# Direction:
Images embedded in the records are excluded; print everything else exactly as given.

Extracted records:
+++++

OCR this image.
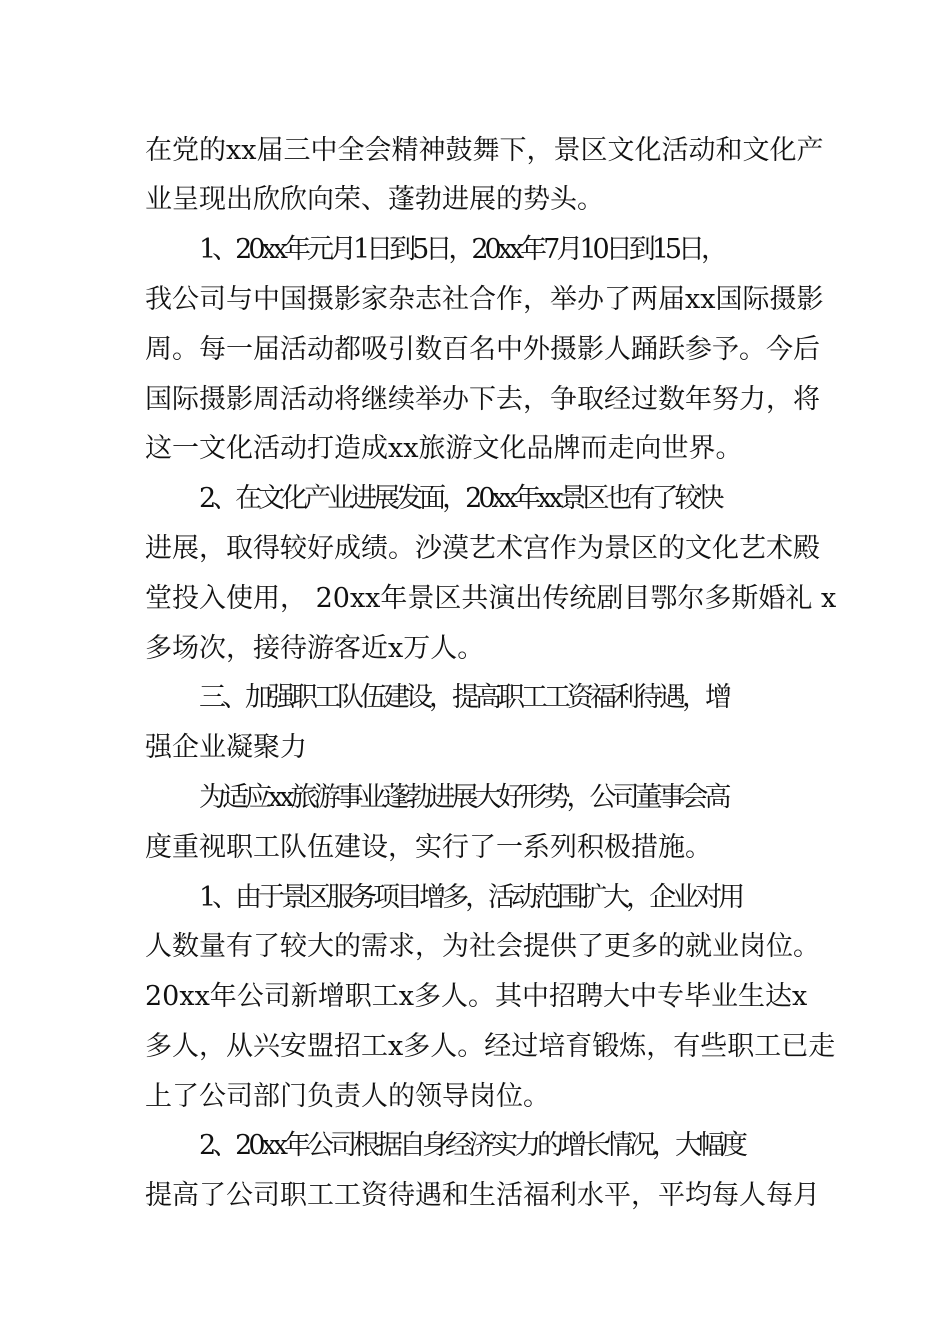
在党的xx届三中全会精神鼓舞下，景区文化活动和文化产
业呈现出欣欣向荣、蓬勃进展的势头。
1、20xx年元月1日到5日，20xx年7月10日到15日，
我公司与中国摄影家杂志社合作，举办了两届xx国际摄影
周。每一届活动都吸引数百名中外摄影人踊跃参予。今后
国际摄影周活动将继续举办下去，争取经过数年努力，将
这一文化活动打造成xx旅游文化品牌而走向世界。
2、在文化产业进展发面，20xx年xx景区也有了较快
进展，取得较好成绩。沙漠艺术宫作为景区的文化艺术殿
堂投入使用， 20xx年景区共演出传统剧目鄂尔多斯婚礼 x
多场次，接待游客近x万人。
三、加强职工队伍建设，提高职工工资福利待遇，增
强企业凝聚力
为适应xx旅游事业蓬勃进展大好形势，公司董事会高
度重视职工队伍建设，实行了一系列积极措施。
1、由于景区服务项目增多，活动范围扩大，企业对用
人数量有了较大的需求，为社会提供了更多的就业岗位。
20xx年公司新增职工x多人。其中招聘大中专毕业生达x
多人，从兴安盟招工x多人。经过培育锻炼，有些职工已走
上了公司部门负责人的领导岗位。
2、20xx年公司根据自身经济实力的增长情况，大幅度
提高了公司职工工资待遇和生活福利水平，平均每人每月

+++++

# Solved exercise:
OCR this image.
在党的xx届三中全会精神鼓舞下，景区文化活动和文化产
业呈现出欣欣向荣、蓬勃进展的势头。
1、20xx年元月1日到5日，20xx年7月10日到15日，
我公司与中国摄影家杂志社合作，举办了两届xx国际摄影
周。每一届活动都吸引数百名中外摄影人踊跃参予。今后
国际摄影周活动将继续举办下去，争取经过数年努力，将
这一文化活动打造成xx旅游文化品牌而走向世界。
2、在文化产业进展发面，20xx年xx景区也有了较快
进展，取得较好成绩。沙漠艺术宫作为景区的文化艺术殿
堂投入使用， 20xx年景区共演出传统剧目鄂尔多斯婚礼 x
多场次，接待游客近x万人。
三、加强职工队伍建设，提高职工工资福利待遇，增
强企业凝聚力
为适应xx旅游事业蓬勃进展大好形势，公司董事会高
度重视职工队伍建设，实行了一系列积极措施。
1、由于景区服务项目增多，活动范围扩大，企业对用
人数量有了较大的需求，为社会提供了更多的就业岗位。
20xx年公司新增职工x多人。其中招聘大中专毕业生达x
多人，从兴安盟招工x多人。经过培育锻炼，有些职工已走
上了公司部门负责人的领导岗位。
2、20xx年公司根据自身经济实力的增长情况，大幅度
提高了公司职工工资待遇和生活福利水平，平均每人每月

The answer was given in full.